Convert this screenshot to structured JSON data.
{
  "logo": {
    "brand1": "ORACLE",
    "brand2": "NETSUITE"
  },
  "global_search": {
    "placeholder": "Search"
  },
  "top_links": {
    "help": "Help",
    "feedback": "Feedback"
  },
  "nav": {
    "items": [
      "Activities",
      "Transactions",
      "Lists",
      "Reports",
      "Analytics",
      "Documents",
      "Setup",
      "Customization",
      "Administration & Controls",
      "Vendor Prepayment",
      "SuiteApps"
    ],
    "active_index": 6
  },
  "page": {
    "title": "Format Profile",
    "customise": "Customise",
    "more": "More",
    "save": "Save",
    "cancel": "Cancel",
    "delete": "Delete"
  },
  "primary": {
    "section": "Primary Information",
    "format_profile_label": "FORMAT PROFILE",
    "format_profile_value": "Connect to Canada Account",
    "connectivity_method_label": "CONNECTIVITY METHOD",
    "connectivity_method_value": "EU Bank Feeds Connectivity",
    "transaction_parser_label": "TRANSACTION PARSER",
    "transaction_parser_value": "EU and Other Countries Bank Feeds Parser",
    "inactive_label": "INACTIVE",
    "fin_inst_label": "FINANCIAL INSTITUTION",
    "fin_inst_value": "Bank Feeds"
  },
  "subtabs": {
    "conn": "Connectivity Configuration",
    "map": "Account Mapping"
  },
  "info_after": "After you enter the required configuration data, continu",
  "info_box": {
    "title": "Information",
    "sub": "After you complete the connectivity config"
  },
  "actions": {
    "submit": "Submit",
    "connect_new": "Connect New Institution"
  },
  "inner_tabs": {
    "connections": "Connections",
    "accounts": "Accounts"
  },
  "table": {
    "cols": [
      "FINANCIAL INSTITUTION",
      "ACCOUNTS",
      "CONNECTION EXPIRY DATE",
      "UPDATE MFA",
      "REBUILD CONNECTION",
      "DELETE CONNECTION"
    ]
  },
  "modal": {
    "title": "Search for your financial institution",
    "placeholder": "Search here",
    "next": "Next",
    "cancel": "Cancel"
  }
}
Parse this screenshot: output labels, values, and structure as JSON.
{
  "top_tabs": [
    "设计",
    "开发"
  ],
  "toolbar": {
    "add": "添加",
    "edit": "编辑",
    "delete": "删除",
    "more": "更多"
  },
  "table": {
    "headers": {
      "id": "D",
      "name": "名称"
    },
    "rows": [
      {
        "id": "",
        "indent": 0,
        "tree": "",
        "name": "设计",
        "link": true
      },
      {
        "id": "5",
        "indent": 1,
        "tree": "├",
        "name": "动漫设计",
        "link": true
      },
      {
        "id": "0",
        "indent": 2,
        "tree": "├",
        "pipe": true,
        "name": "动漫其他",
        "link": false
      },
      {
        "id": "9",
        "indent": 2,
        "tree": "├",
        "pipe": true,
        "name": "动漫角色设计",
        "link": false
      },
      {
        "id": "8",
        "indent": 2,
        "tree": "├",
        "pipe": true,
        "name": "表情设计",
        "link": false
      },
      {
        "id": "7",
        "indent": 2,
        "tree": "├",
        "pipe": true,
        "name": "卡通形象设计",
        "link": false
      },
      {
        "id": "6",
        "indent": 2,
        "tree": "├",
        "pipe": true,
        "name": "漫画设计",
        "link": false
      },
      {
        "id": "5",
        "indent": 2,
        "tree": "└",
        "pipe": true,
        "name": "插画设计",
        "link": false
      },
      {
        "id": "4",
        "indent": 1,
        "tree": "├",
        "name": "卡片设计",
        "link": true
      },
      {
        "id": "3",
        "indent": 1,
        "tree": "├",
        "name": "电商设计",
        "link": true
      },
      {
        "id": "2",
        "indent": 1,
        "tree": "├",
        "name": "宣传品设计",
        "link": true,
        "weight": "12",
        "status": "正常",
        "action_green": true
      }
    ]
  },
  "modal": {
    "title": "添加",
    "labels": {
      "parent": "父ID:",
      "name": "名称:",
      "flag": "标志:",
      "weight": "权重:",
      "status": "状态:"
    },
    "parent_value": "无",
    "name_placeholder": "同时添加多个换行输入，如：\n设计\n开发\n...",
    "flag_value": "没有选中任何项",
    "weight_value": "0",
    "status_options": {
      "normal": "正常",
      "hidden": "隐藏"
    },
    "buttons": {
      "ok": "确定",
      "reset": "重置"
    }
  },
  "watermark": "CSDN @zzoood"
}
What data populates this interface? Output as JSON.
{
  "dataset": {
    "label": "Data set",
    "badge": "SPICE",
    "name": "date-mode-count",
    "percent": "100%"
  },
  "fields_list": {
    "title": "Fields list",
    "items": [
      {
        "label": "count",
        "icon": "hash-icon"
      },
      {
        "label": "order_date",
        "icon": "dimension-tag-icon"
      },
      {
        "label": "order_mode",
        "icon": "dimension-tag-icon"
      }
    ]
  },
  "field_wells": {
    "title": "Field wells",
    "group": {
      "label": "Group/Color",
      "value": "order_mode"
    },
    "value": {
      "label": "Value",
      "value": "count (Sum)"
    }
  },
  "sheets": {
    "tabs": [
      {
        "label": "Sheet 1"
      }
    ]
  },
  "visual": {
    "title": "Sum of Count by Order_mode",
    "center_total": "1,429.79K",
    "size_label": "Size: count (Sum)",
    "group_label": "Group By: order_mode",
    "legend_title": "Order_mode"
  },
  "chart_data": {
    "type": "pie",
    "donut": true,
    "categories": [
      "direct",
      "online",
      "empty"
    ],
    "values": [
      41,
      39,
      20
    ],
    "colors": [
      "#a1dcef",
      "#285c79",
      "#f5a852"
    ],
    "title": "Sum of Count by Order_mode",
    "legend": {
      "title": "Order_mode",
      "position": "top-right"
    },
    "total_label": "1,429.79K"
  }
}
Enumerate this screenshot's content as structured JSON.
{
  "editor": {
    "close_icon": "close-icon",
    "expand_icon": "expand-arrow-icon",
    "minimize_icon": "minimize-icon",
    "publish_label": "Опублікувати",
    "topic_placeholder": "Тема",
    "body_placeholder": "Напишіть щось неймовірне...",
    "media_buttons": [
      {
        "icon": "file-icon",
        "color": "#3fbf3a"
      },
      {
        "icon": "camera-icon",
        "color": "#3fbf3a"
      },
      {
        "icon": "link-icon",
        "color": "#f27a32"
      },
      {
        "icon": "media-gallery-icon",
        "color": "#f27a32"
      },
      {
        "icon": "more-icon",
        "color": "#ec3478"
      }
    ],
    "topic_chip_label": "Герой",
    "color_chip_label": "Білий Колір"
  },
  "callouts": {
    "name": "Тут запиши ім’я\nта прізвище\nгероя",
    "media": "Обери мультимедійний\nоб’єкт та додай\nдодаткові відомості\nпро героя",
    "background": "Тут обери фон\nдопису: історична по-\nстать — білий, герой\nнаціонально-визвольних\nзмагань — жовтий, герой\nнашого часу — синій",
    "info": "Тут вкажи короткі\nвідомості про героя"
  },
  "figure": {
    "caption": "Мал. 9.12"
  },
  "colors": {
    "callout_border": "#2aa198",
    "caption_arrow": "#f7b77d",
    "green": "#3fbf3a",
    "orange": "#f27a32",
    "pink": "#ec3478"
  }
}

-- -- --

Task —
Write the complete data out, exactly as above.

Correct answer —
Convert this screenshot to structured JSON data.
{
  "logo": {
    "brand1": "ORACLE",
    "brand2": "NETSUITE"
  },
  "global_search": {
    "placeholder": "Search"
  },
  "top_links": {
    "help": "Help",
    "feedback": "Feedback"
  },
  "nav": {
    "items": [
      "Activities",
      "Transactions",
      "Lists",
      "Reports",
      "Analytics",
      "Documents",
      "Setup",
      "Customization",
      "Administration & Controls",
      "Vendor Prepayment",
      "SuiteApps"
    ],
    "active_index": 6
  },
  "page": {
    "title": "Format Profile",
    "customise": "Customise",
    "more": "More",
    "save": "Save",
    "cancel": "Cancel",
    "delete": "Delete"
  },
  "primary": {
    "section": "Primary Information",
    "format_profile_label": "FORMAT PROFILE",
    "format_profile_value": "Connect to Canada Account",
    "connectivity_method_label": "CONNECTIVITY METHOD",
    "connectivity_method_value": "EU Bank Feeds Connectivity",
    "transaction_parser_label": "TRANSACTION PARSER",
    "transaction_parser_value": "EU and Other Countries Bank Feeds Parser",
    "inactive_label": "INACTIVE",
    "fin_inst_label": "FINANCIAL INSTITUTION",
    "fin_inst_value": "Bank Feeds"
  },
  "subtabs": {
    "conn": "Connectivity Configuration",
    "map": "Account Mapping"
  },
  "info_after": "After you enter the required configuration data, continu",
  "info_box": {
    "title": "Information",
    "sub": "After you complete the connectivity config"
  },
  "actions": {
    "submit": "Submit",
    "connect_new": "Connect New Institution"
  },
  "inner_tabs": {
    "connections": "Connections",
    "accounts": "Accounts"
  },
  "table": {
    "cols": [
      "FINANCIAL INSTITUTION",
      "ACCOUNTS",
      "CONNECTION EXPIRY DATE",
      "UPDATE MFA",
      "REBUILD CONNECTION",
      "DELETE CONNECTION"
    ]
  },
  "modal": {
    "title": "Search for your financial institution",
    "placeholder": "Search here",
    "next": "Next",
    "cancel": "Cancel"
  }
}
Parse this screenshot: output labels, values, and structure as JSON.
{
  "top_tabs": [
    "设计",
    "开发"
  ],
  "toolbar": {
    "add": "添加",
    "edit": "编辑",
    "delete": "删除",
    "more": "更多"
  },
  "table": {
    "headers": {
      "id": "D",
      "name": "名称"
    },
    "rows": [
      {
        "id": "",
        "indent": 0,
        "tree": "",
        "name": "设计",
        "link": true
      },
      {
        "id": "5",
        "indent": 1,
        "tree": "├",
        "name": "动漫设计",
        "link": true
      },
      {
        "id": "0",
        "indent": 2,
        "tree": "├",
        "pipe": true,
        "name": "动漫其他",
        "link": false
      },
      {
        "id": "9",
        "indent": 2,
        "tree": "├",
        "pipe": true,
        "name": "动漫角色设计",
        "link": false
      },
      {
        "id": "8",
        "indent": 2,
        "tree": "├",
        "pipe": true,
        "name": "表情设计",
        "link": false
      },
      {
        "id": "7",
        "indent": 2,
        "tree": "├",
        "pipe": true,
        "name": "卡通形象设计",
        "link": false
      },
      {
        "id": "6",
        "indent": 2,
        "tree": "├",
        "pipe": true,
        "name": "漫画设计",
        "link": false
      },
      {
        "id": "5",
        "indent": 2,
        "tree": "└",
        "pipe": true,
        "name": "插画设计",
        "link": false
      },
      {
        "id": "4",
        "indent": 1,
        "tree": "├",
        "name": "卡片设计",
        "link": true
      },
      {
        "id": "3",
        "indent": 1,
        "tree": "├",
        "name": "电商设计",
        "link": true
      },
      {
        "id": "2",
        "indent": 1,
        "tree": "├",
        "name": "宣传品设计",
        "link": true,
        "weight": "12",
        "status": "正常",
        "action_green": true
      }
    ]
  },
  "modal": {
    "title": "添加",
    "labels": {
      "parent": "父ID:",
      "name": "名称:",
      "flag": "标志:",
      "weight": "权重:",
      "status": "状态:"
    },
    "parent_value": "无",
    "name_placeholder": "同时添加多个换行输入，如：\n设计\n开发\n...",
    "flag_value": "没有选中任何项",
    "weight_value": "0",
    "status_options": {
      "normal": "正常",
      "hidden": "隐藏"
    },
    "buttons": {
      "ok": "确定",
      "reset": "重置"
    }
  },
  "watermark": "CSDN @zzoood"
}
What data populates this interface? Output as JSON.
{
  "dataset": {
    "label": "Data set",
    "badge": "SPICE",
    "name": "date-mode-count",
    "percent": "100%"
  },
  "fields_list": {
    "title": "Fields list",
    "items": [
      {
        "label": "count",
        "icon": "hash-icon"
      },
      {
        "label": "order_date",
        "icon": "dimension-tag-icon"
      },
      {
        "label": "order_mode",
        "icon": "dimension-tag-icon"
      }
    ]
  },
  "field_wells": {
    "title": "Field wells",
    "group": {
      "label": "Group/Color",
      "value": "order_mode"
    },
    "value": {
      "label": "Value",
      "value": "count (Sum)"
    }
  },
  "sheets": {
    "tabs": [
      {
        "label": "Sheet 1"
      }
    ]
  },
  "visual": {
    "title": "Sum of Count by Order_mode",
    "center_total": "1,429.79K",
    "size_label": "Size: count (Sum)",
    "group_label": "Group By: order_mode",
    "legend_title": "Order_mode"
  },
  "chart_data": {
    "type": "pie",
    "donut": true,
    "categories": [
      "direct",
      "online",
      "empty"
    ],
    "values": [
      41,
      39,
      20
    ],
    "colors": [
      "#a1dcef",
      "#285c79",
      "#f5a852"
    ],
    "title": "Sum of Count by Order_mode",
    "legend": {
      "title": "Order_mode",
      "position": "top-right"
    },
    "total_label": "1,429.79K"
  }
}
Enumerate this screenshot's content as structured JSON.
{
  "editor": {
    "close_icon": "close-icon",
    "expand_icon": "expand-arrow-icon",
    "minimize_icon": "minimize-icon",
    "publish_label": "Опублікувати",
    "topic_placeholder": "Тема",
    "body_placeholder": "Напишіть щось неймовірне...",
    "media_buttons": [
      {
        "icon": "file-icon",
        "color": "#3fbf3a"
      },
      {
        "icon": "camera-icon",
        "color": "#3fbf3a"
      },
      {
        "icon": "link-icon",
        "color": "#f27a32"
      },
      {
        "icon": "media-gallery-icon",
        "color": "#f27a32"
      },
      {
        "icon": "more-icon",
        "color": "#ec3478"
      }
    ],
    "topic_chip_label": "Герой",
    "color_chip_label": "Білий Колір"
  },
  "callouts": {
    "name": "Тут запиши ім’я\nта прізвище\nгероя",
    "media": "Обери мультимедійний\nоб’єкт та додай\nдодаткові відомості\nпро героя",
    "background": "Тут обери фон\nдопису: історична по-\nстать — білий, герой\nнаціонально-визвольних\nзмагань — жовтий, герой\nнашого часу — синій",
    "info": "Тут вкажи короткі\nвідомості про героя"
  },
  "figure": {
    "caption": "Мал. 9.12"
  },
  "colors": {
    "callout_border": "#2aa198",
    "caption_arrow": "#f7b77d",
    "green": "#3fbf3a",
    "orange": "#f27a32",
    "pink": "#ec3478"
  }
}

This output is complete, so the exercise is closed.